## Short problem
Your answer must consist solely of the number of lines that contain the word "thousand".

(Excerpt from a dataset)

◆ ◆ ◆ ◆ ◆ ◆ ◆

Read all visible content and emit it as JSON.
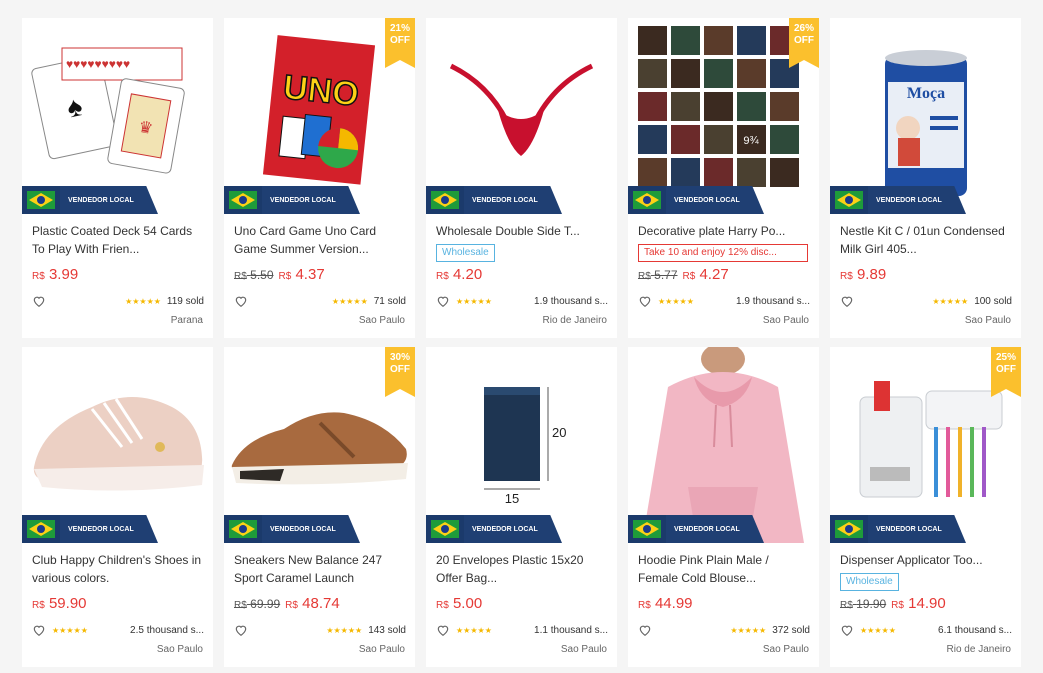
{
  "badge_local": "VENDEDOR LOCAL",
  "products": [
    {
      "title": "Plastic Coated Deck 54 Cards To Play With Frien...",
      "old_price": "",
      "price": "3.99",
      "currency": "R$",
      "rating": "★★★★★",
      "sold": "119 sold",
      "location": "Parana",
      "discount": "",
      "tag": ""
    },
    {
      "title": "Uno Card Game Uno Card Game Summer Version...",
      "old_price": "5.50",
      "price": "4.37",
      "currency": "R$",
      "rating": "★★★★★",
      "sold": "71 sold",
      "location": "Sao Paulo",
      "discount": "21% OFF",
      "tag": ""
    },
    {
      "title": "Wholesale Double Side T...",
      "old_price": "",
      "price": "4.20",
      "currency": "R$",
      "rating": "★★★★★",
      "sold": "1.9 thousand s...",
      "location": "Rio de Janeiro",
      "discount": "",
      "tag": "Wholesale"
    },
    {
      "title": "Decorative plate Harry Po...",
      "old_price": "5.77",
      "price": "4.27",
      "currency": "R$",
      "rating": "★★★★★",
      "sold": "1.9 thousand s...",
      "location": "Sao Paulo",
      "discount": "26% OFF",
      "tag": "Take 10 and enjoy 12% disc..."
    },
    {
      "title": "Nestle Kit C / 01un Condensed Milk Girl 405...",
      "old_price": "",
      "price": "9.89",
      "currency": "R$",
      "rating": "★★★★★",
      "sold": "100 sold",
      "location": "Sao Paulo",
      "discount": "",
      "tag": ""
    },
    {
      "title": "Club Happy Children's Shoes in various colors.",
      "old_price": "",
      "price": "59.90",
      "currency": "R$",
      "rating": "★★★★★",
      "sold": "2.5 thousand s...",
      "location": "Sao Paulo",
      "discount": "",
      "tag": ""
    },
    {
      "title": "Sneakers New Balance 247 Sport Caramel Launch",
      "old_price": "69.99",
      "price": "48.74",
      "currency": "R$",
      "rating": "★★★★★",
      "sold": "143 sold",
      "location": "Sao Paulo",
      "discount": "30% OFF",
      "tag": ""
    },
    {
      "title": "20 Envelopes Plastic 15x20 Offer Bag...",
      "old_price": "",
      "price": "5.00",
      "currency": "R$",
      "rating": "★★★★★",
      "sold": "1.1 thousand s...",
      "location": "Sao Paulo",
      "discount": "",
      "tag": ""
    },
    {
      "title": "Hoodie Pink Plain Male / Female Cold Blouse...",
      "old_price": "",
      "price": "44.99",
      "currency": "R$",
      "rating": "★★★★★",
      "sold": "372 sold",
      "location": "Sao Paulo",
      "discount": "",
      "tag": ""
    },
    {
      "title": "Dispenser Applicator Too...",
      "old_price": "19.90",
      "price": "14.90",
      "currency": "R$",
      "rating": "★★★★★",
      "sold": "6.1 thousand s...",
      "location": "Rio de Janeiro",
      "discount": "25% OFF",
      "tag": "Wholesale"
    }
  ],
  "images": {
    "uno_text": "UNO",
    "milk_text": "Moça",
    "envelope_w": "15",
    "envelope_h": "20",
    "plate_number": "9¾"
  },
  "icons": [
    "heart-icon",
    "brazil-flag-icon",
    "star-icon"
  ],
  "colors": {
    "price": "#e53935",
    "discount_badge": "#fbc02d",
    "local_badge": "#1f3f73",
    "wholesale": "#58b3e0"
  }
}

◆ ◆ ◆ ◆ ◆ ◆ ◆

## The solution
5